• What the exercise asks:
Write out the entire listing below exactly, with the pictures left out.
┌─ Records to process
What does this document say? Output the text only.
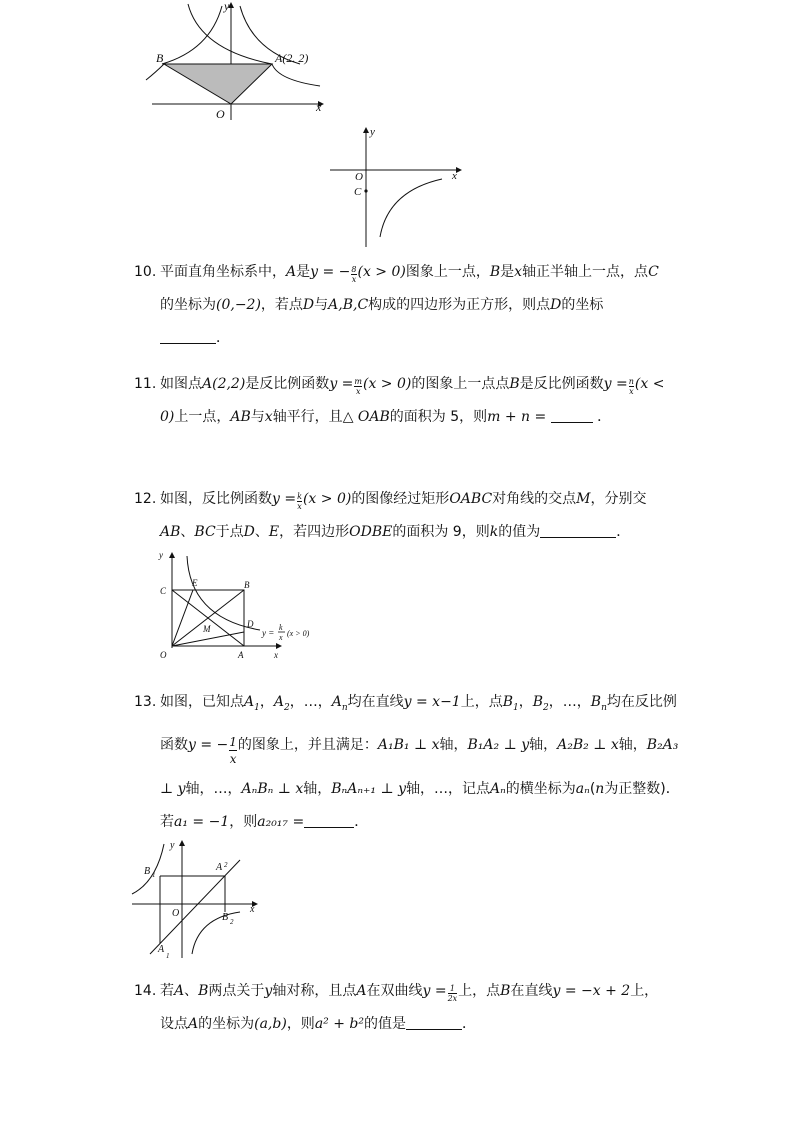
y
x
B	A(2. 2)
O
y
x
O
C
10. 平面直角坐标系中，A是y = − $\frac{8}{x} (x > 0)$图象上一点，B是x轴正半轴上一点，点C
的坐标为(0,−2)，若点D与A,B,C构成的四边形为正方形，则点D的坐标
．
11. 如图点A(2,2)是反比例函数$y = \frac{m}{x} (x > 0)$的图象上一点点B是反比例函数$y = \frac{n}{x} (x$ <
0)上一点，AB与x轴平行，且△ OAB的面积为 5，则m + n =	．
12. 如图，反比例函数$y = \frac{k}{x} (x > 0)$的图像经过矩形OABC对角线的交点M，分别交
AB、BC于点D、E，若四边形ODBE的面积为 9，则k的值为	．
y
x
C
E	B
D
M
O	A
y =
k
x (x > 0)
13. 如图，已知点$A_1$，$A_2$，…，$A_n$均在直线y = x−1上，点$B_1$，$B_2$，…，$B_n$均在反比例
函数y = − $\frac{1}{x}$ 的图象上，并且满足：A₁B₁ ⊥ x轴，B₁A₂ ⊥ y轴，A₂B₂ ⊥ x轴，B₂A₃
⊥ y轴，…，AₙBₙ ⊥ x轴，BₙAₙ₊₁ ⊥ y轴，…，记点Aₙ的横坐标为aₙ(n为正整数)．
若a₁ = −1，则a₂₀₁₇ =	．
y
x
B 1
A 2
O	B 2
A
1
14. 若A、B两点关于y轴对称，且点A在双曲线$y = \frac{1}{2x}$ 上，点B在直线y = −x + 2上，
设点A的坐标为(a,b)，则a² + b²的值是	．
└─
• Exercise response:
What does this document say? Output the text only.
y
x
B	A(2. 2)
O
y
x
O
C
10. 平面直角坐标系中，A是y = − $\frac{8}{x} (x > 0)$图象上一点，B是x轴正半轴上一点，点C
的坐标为(0,−2)，若点D与A,B,C构成的四边形为正方形，则点D的坐标
．
11. 如图点A(2,2)是反比例函数$y = \frac{m}{x} (x > 0)$的图象上一点点B是反比例函数$y = \frac{n}{x} (x$ <
0)上一点，AB与x轴平行，且△ OAB的面积为 5，则m + n =	．
12. 如图，反比例函数$y = \frac{k}{x} (x > 0)$的图像经过矩形OABC对角线的交点M，分别交
AB、BC于点D、E，若四边形ODBE的面积为 9，则k的值为	．
y
x
C
E	B
D
M
O	A
y =
k
x (x > 0)
13. 如图，已知点$A_1$，$A_2$，…，$A_n$均在直线y = x−1上，点$B_1$，$B_2$，…，$B_n$均在反比例
函数y = − $\frac{1}{x}$ 的图象上，并且满足：A₁B₁ ⊥ x轴，B₁A₂ ⊥ y轴，A₂B₂ ⊥ x轴，B₂A₃
⊥ y轴，…，AₙBₙ ⊥ x轴，BₙAₙ₊₁ ⊥ y轴，…，记点Aₙ的横坐标为aₙ(n为正整数)．
若a₁ = −1，则a₂₀₁₇ =	．
y
x
B 1
A 2
O	B 2
A
1
14. 若A、B两点关于y轴对称，且点A在双曲线$y = \frac{1}{2x}$ 上，点B在直线y = −x + 2上，
设点A的坐标为(a,b)，则a² + b²的值是	．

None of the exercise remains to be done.